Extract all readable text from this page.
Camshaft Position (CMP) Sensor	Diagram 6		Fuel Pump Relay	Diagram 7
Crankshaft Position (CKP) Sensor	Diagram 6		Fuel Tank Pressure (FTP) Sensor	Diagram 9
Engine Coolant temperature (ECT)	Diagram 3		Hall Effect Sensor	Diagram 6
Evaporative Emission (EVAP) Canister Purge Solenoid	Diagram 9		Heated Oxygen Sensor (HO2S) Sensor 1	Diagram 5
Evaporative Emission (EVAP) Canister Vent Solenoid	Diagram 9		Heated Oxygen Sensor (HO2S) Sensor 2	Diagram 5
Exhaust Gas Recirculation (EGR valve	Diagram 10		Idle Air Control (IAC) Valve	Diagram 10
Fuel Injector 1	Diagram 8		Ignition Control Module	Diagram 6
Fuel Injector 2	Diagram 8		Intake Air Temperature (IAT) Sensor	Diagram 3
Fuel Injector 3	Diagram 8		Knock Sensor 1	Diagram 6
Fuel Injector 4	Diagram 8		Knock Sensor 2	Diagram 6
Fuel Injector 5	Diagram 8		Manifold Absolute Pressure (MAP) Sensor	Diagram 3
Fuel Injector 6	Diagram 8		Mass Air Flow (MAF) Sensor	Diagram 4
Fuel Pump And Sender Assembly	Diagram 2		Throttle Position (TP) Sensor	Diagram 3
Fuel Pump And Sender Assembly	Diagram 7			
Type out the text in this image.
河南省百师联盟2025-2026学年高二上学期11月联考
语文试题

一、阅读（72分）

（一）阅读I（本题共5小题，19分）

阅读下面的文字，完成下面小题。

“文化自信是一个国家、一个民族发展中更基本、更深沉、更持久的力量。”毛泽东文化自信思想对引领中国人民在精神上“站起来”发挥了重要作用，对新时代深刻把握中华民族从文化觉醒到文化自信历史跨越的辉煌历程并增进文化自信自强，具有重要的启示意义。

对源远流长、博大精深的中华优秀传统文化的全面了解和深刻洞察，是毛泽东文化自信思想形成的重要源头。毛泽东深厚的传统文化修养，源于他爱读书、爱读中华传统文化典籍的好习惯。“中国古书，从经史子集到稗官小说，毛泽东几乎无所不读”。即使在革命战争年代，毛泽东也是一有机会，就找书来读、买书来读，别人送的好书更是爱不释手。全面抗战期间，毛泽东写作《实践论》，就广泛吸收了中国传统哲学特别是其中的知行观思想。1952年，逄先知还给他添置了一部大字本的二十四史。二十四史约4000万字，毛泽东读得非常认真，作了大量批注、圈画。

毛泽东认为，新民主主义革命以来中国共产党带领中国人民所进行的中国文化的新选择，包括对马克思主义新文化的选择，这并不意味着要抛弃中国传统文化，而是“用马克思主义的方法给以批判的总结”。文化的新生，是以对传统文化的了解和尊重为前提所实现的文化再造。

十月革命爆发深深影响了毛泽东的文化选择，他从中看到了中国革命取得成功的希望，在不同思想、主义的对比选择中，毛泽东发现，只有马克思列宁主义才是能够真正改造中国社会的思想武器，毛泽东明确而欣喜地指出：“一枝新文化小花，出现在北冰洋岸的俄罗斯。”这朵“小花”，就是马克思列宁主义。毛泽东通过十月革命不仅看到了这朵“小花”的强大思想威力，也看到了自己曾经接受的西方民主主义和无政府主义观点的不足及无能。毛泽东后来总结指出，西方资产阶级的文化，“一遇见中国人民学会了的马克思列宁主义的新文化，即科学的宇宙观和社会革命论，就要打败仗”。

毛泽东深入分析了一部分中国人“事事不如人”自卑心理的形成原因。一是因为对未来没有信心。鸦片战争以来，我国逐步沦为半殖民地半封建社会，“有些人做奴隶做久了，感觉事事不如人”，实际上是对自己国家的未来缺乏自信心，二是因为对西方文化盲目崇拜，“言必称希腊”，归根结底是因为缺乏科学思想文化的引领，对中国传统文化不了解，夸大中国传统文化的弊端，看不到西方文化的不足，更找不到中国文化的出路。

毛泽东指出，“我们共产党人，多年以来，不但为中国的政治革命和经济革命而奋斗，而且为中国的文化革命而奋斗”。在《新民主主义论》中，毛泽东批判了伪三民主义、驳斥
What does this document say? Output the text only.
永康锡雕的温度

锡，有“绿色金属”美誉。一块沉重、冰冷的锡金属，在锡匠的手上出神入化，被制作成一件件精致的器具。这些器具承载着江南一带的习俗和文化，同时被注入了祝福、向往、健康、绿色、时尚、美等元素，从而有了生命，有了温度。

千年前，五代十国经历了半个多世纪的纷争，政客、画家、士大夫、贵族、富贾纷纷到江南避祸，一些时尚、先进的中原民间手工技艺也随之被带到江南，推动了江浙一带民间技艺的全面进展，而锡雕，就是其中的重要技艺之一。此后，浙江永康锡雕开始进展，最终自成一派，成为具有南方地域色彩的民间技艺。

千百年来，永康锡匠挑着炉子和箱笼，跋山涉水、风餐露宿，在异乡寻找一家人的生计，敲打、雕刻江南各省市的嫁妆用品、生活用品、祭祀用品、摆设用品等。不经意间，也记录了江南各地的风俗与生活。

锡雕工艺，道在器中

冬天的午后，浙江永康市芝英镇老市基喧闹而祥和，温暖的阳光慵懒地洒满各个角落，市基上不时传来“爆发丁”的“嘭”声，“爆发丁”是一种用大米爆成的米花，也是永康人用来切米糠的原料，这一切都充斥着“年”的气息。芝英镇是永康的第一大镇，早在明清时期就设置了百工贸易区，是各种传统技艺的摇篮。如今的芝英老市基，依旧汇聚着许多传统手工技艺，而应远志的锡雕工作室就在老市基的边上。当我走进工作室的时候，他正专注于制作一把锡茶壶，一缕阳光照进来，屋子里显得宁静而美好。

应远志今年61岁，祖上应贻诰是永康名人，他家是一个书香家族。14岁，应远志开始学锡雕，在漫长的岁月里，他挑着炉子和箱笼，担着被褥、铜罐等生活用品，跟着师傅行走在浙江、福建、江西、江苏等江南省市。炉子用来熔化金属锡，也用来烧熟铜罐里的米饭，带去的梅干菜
_ _ _
_Written task_
List each line of the entries that holds the string "Knock".

_Written solution_
Fuel Injector 3	Diagram 8		Knock Sensor 1	Diagram 6
Fuel Injector 4	Diagram 8		Knock Sensor 2	Diagram 6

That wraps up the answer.